---- Given data
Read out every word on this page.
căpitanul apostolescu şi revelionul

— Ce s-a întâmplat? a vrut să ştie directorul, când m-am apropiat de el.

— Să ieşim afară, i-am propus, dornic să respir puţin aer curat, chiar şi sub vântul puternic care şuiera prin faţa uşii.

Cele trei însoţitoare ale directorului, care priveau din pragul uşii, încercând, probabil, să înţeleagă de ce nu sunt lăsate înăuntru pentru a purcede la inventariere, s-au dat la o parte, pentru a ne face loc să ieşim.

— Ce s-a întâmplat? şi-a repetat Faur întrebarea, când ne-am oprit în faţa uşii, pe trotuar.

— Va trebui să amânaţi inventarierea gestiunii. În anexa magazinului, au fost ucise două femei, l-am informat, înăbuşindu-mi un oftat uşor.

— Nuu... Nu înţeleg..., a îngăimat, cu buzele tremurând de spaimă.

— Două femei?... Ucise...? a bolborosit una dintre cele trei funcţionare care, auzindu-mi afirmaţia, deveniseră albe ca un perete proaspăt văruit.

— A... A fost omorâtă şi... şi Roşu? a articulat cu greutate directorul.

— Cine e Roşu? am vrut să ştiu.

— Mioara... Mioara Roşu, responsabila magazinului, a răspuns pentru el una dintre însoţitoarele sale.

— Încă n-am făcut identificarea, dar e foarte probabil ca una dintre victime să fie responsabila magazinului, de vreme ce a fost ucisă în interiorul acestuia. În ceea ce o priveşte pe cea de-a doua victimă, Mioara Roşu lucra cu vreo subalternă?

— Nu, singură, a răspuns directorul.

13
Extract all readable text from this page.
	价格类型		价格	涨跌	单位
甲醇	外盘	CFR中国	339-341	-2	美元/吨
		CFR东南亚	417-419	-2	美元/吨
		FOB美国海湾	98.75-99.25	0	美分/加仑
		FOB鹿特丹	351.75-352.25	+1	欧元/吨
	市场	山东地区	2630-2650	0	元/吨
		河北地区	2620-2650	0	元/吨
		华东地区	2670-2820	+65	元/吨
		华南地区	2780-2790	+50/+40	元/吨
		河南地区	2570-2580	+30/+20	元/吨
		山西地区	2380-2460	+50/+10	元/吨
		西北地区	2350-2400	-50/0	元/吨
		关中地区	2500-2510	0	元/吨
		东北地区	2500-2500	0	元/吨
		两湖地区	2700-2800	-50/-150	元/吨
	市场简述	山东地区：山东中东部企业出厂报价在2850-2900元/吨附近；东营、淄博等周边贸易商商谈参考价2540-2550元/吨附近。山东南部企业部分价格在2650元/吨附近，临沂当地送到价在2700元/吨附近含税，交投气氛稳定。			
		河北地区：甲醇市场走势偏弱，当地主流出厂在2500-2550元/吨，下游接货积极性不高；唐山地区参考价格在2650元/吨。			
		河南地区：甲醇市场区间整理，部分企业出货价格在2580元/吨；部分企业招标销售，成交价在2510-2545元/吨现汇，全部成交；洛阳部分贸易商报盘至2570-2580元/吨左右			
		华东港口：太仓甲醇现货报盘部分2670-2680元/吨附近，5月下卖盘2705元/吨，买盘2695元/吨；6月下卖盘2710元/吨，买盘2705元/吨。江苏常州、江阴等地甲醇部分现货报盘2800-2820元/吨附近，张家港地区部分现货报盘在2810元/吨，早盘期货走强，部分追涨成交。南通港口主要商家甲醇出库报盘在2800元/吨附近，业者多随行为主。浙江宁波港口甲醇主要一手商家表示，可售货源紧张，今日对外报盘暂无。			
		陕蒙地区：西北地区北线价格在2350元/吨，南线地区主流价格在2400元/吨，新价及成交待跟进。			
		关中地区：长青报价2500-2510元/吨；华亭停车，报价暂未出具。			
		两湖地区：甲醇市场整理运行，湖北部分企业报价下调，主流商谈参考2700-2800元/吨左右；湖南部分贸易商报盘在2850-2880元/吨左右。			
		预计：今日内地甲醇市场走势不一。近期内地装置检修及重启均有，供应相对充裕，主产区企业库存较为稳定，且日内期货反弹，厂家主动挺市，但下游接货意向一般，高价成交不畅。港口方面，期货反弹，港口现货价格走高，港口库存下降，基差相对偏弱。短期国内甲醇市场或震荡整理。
--------
## Written request
In the material above, show every line where the word "山东地区" turns up.

## Exercise answer
	市场	山东地区	2630-2650	0	元/吨
	市场简述	山东地区：山东中东部企业出厂报价在2850-2900元/吨附近；东营、淄博等周边贸易商商谈参考价2540-2550元/吨附近。山东南部企业部分价格在2650元/吨附近，临沂当地送到价在2700元/吨附近含税，交投气氛稳定。			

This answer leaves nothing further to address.